Data entries
>> START

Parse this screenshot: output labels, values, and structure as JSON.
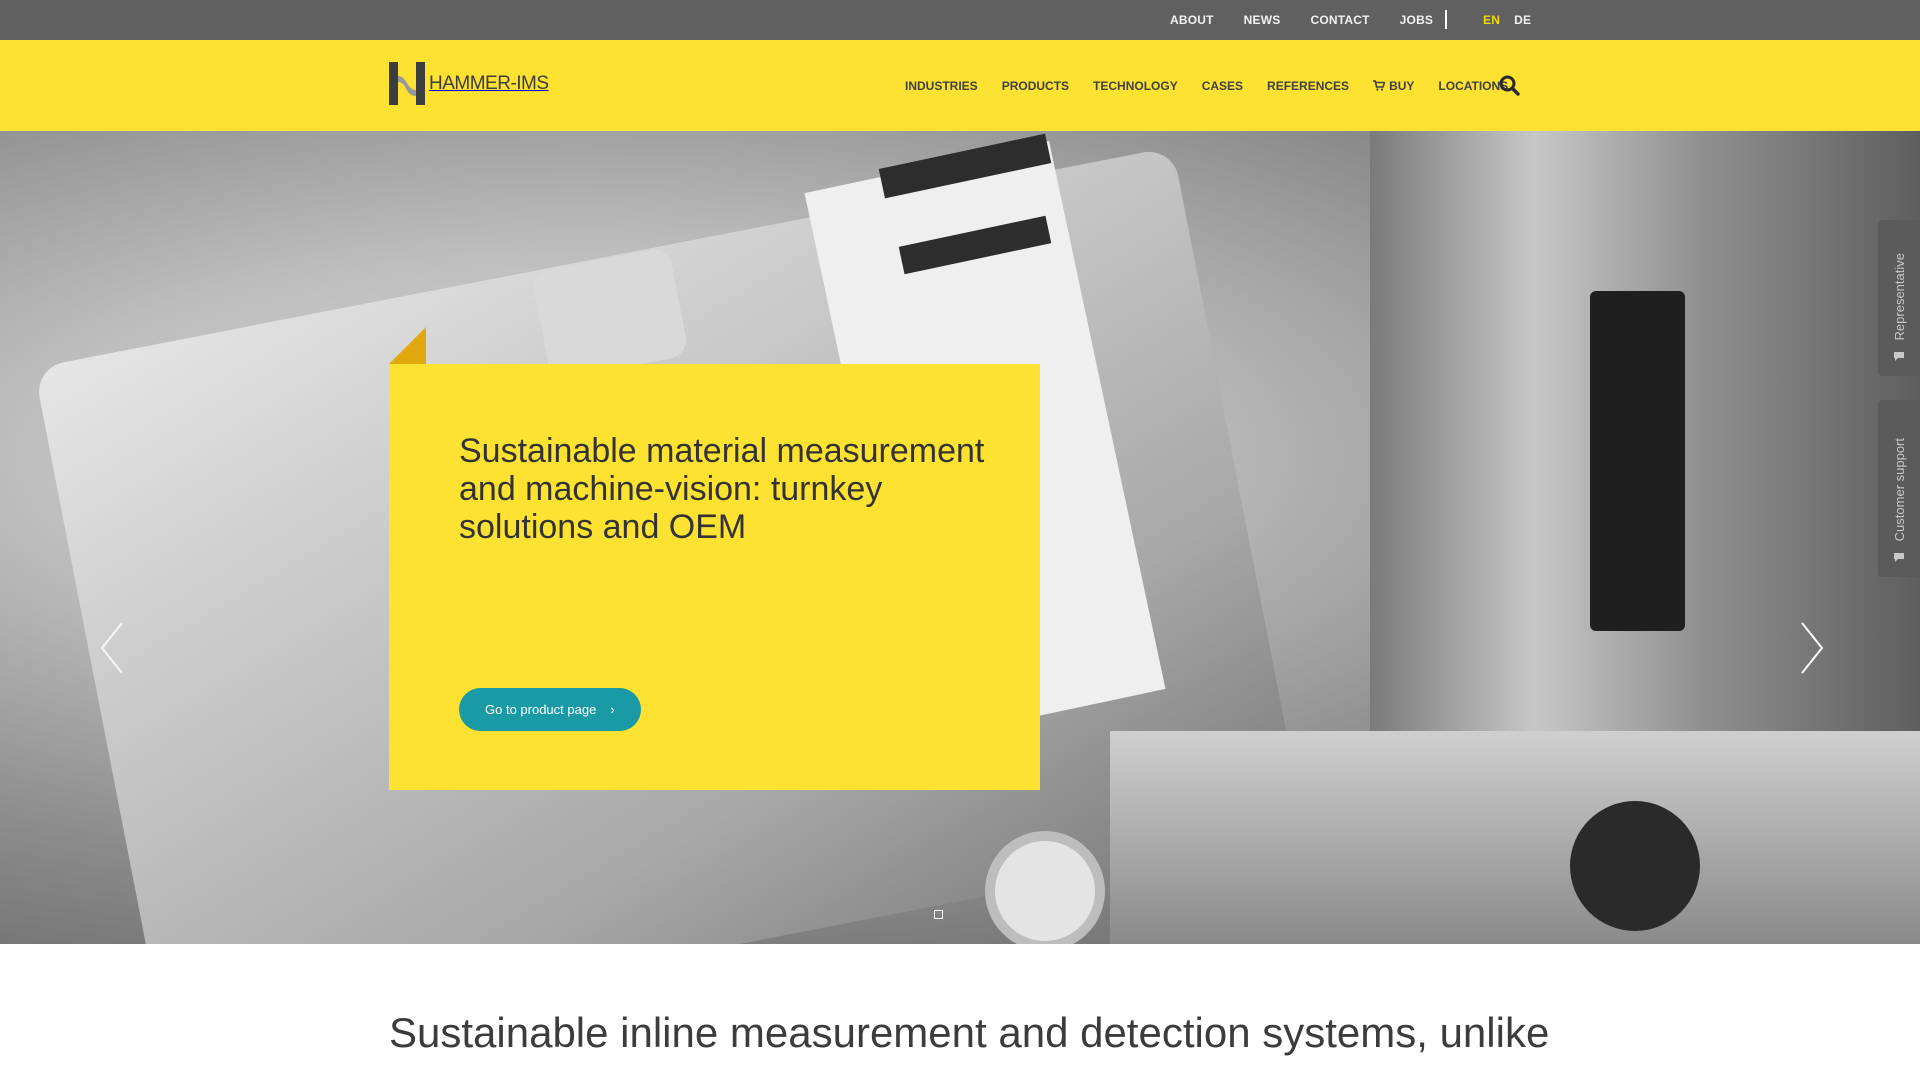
{
  "topbar": {
    "links": [
      "ABOUT",
      "NEWS",
      "CONTACT",
      "JOBS"
    ],
    "separator": "|",
    "languages": [
      "EN",
      "DE"
    ],
    "active_language": "EN",
    "background": "#606060",
    "active_color": "#f4d900"
  },
  "header": {
    "logo_text": "HAMMER-IMS",
    "nav": [
      "INDUSTRIES",
      "PRODUCTS",
      "TECHNOLOGY",
      "CASES",
      "REFERENCES",
      "BUY",
      "LOCATIONS"
    ],
    "search_icon": "search-icon",
    "cart_icon": "cart-icon",
    "background": "#fde231"
  },
  "hero": {
    "title": "Sustainable material measurement and machine-vision: turnkey solutions and OEM",
    "cta_label": "Go to product page",
    "cta_icon": "chevron-right-icon",
    "cta_color": "#1a9aa4",
    "card_color": "#fde231",
    "fold_color": "#e2a90f",
    "prev_icon": "chevron-left-icon",
    "next_icon": "chevron-right-icon"
  },
  "side_tabs": [
    {
      "label": "Representative",
      "icon": "chat-icon"
    },
    {
      "label": "Customer support",
      "icon": "chat-icon"
    }
  ],
  "intro": {
    "text": "Sustainable inline measurement and detection systems, unlike"
  }
}
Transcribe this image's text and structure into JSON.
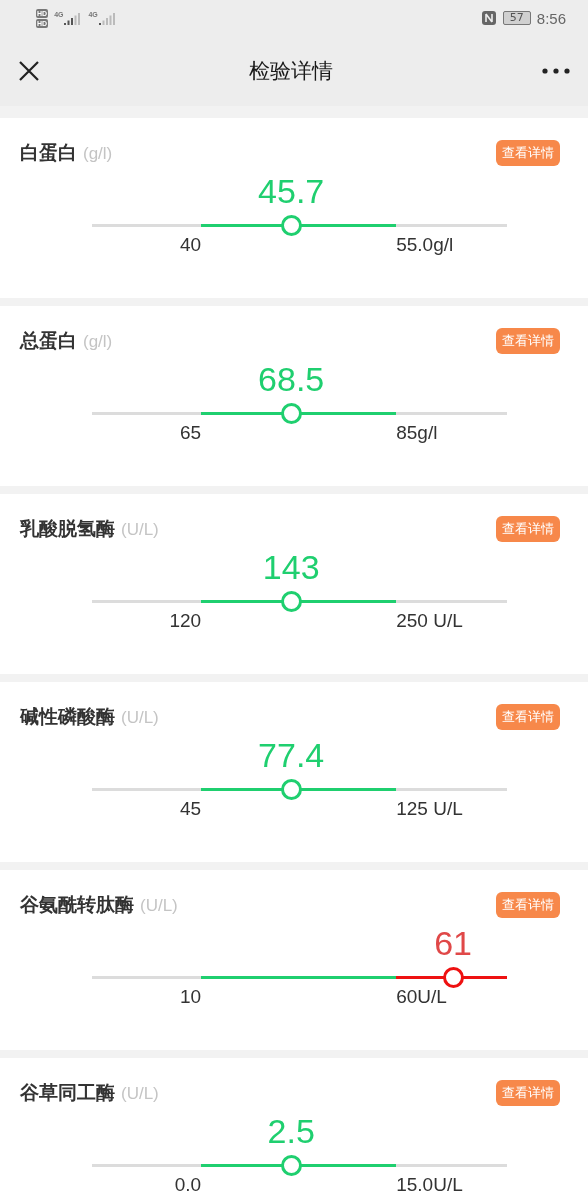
{
  "status_bar": {
    "sim_labels": [
      "HD",
      "HD"
    ],
    "network_labels": [
      "4G",
      "4G"
    ],
    "battery": "57",
    "time": "8:56"
  },
  "nav": {
    "title": "检验详情"
  },
  "items": [
    {
      "name": "白蛋白",
      "unit": "(g/l)",
      "button": "查看详情",
      "value": "45.7",
      "high": false,
      "level": 0.48,
      "min": "40",
      "max": "55.0g/l"
    },
    {
      "name": "总蛋白",
      "unit": "(g/l)",
      "button": "查看详情",
      "value": "68.5",
      "high": false,
      "level": 0.48,
      "min": "65",
      "max": "85g/l"
    },
    {
      "name": "乳酸脱氢酶",
      "unit": "(U/L)",
      "button": "查看详情",
      "value": "143",
      "high": false,
      "level": 0.48,
      "min": "120",
      "max": "250 U/L"
    },
    {
      "name": "碱性磷酸酶",
      "unit": "(U/L)",
      "button": "查看详情",
      "value": "77.4",
      "high": false,
      "level": 0.48,
      "min": "45",
      "max": "125 U/L"
    },
    {
      "name": "谷氨酰转肽酶",
      "unit": "(U/L)",
      "button": "查看详情",
      "value": "61",
      "high": true,
      "level": 0.87,
      "min": "10",
      "max": "60U/L"
    },
    {
      "name": "谷草同工酶",
      "unit": "(U/L)",
      "button": "查看详情",
      "value": "2.5",
      "high": false,
      "level": 0.48,
      "min": "0.0",
      "max": "15.0U/L"
    }
  ]
}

>> END

Will you set down the records word for word while leaving out every picture?

FINISHED ANSWER:
Parse this screenshot: output labels, values, and structure as JSON.
{
  "topbar": {
    "links": [
      "ABOUT",
      "NEWS",
      "CONTACT",
      "JOBS"
    ],
    "separator": "|",
    "languages": [
      "EN",
      "DE"
    ],
    "active_language": "EN",
    "background": "#606060",
    "active_color": "#f4d900"
  },
  "header": {
    "logo_text": "HAMMER-IMS",
    "nav": [
      "INDUSTRIES",
      "PRODUCTS",
      "TECHNOLOGY",
      "CASES",
      "REFERENCES",
      "BUY",
      "LOCATIONS"
    ],
    "search_icon": "search-icon",
    "cart_icon": "cart-icon",
    "background": "#fde231"
  },
  "hero": {
    "title": "Sustainable material measurement and machine-vision: turnkey solutions and OEM",
    "cta_label": "Go to product page",
    "cta_icon": "chevron-right-icon",
    "cta_color": "#1a9aa4",
    "card_color": "#fde231",
    "fold_color": "#e2a90f",
    "prev_icon": "chevron-left-icon",
    "next_icon": "chevron-right-icon"
  },
  "side_tabs": [
    {
      "label": "Representative",
      "icon": "chat-icon"
    },
    {
      "label": "Customer support",
      "icon": "chat-icon"
    }
  ],
  "intro": {
    "text": "Sustainable inline measurement and detection systems, unlike"
  }
}
Transcribe this image's text and structure into JSON.
{
  "status_bar": {
    "sim_labels": [
      "HD",
      "HD"
    ],
    "network_labels": [
      "4G",
      "4G"
    ],
    "battery": "57",
    "time": "8:56"
  },
  "nav": {
    "title": "检验详情"
  },
  "items": [
    {
      "name": "白蛋白",
      "unit": "(g/l)",
      "button": "查看详情",
      "value": "45.7",
      "high": false,
      "level": 0.48,
      "min": "40",
      "max": "55.0g/l"
    },
    {
      "name": "总蛋白",
      "unit": "(g/l)",
      "button": "查看详情",
      "value": "68.5",
      "high": false,
      "level": 0.48,
      "min": "65",
      "max": "85g/l"
    },
    {
      "name": "乳酸脱氢酶",
      "unit": "(U/L)",
      "button": "查看详情",
      "value": "143",
      "high": false,
      "level": 0.48,
      "min": "120",
      "max": "250 U/L"
    },
    {
      "name": "碱性磷酸酶",
      "unit": "(U/L)",
      "button": "查看详情",
      "value": "77.4",
      "high": false,
      "level": 0.48,
      "min": "45",
      "max": "125 U/L"
    },
    {
      "name": "谷氨酰转肽酶",
      "unit": "(U/L)",
      "button": "查看详情",
      "value": "61",
      "high": true,
      "level": 0.87,
      "min": "10",
      "max": "60U/L"
    },
    {
      "name": "谷草同工酶",
      "unit": "(U/L)",
      "button": "查看详情",
      "value": "2.5",
      "high": false,
      "level": 0.48,
      "min": "0.0",
      "max": "15.0U/L"
    }
  ]
}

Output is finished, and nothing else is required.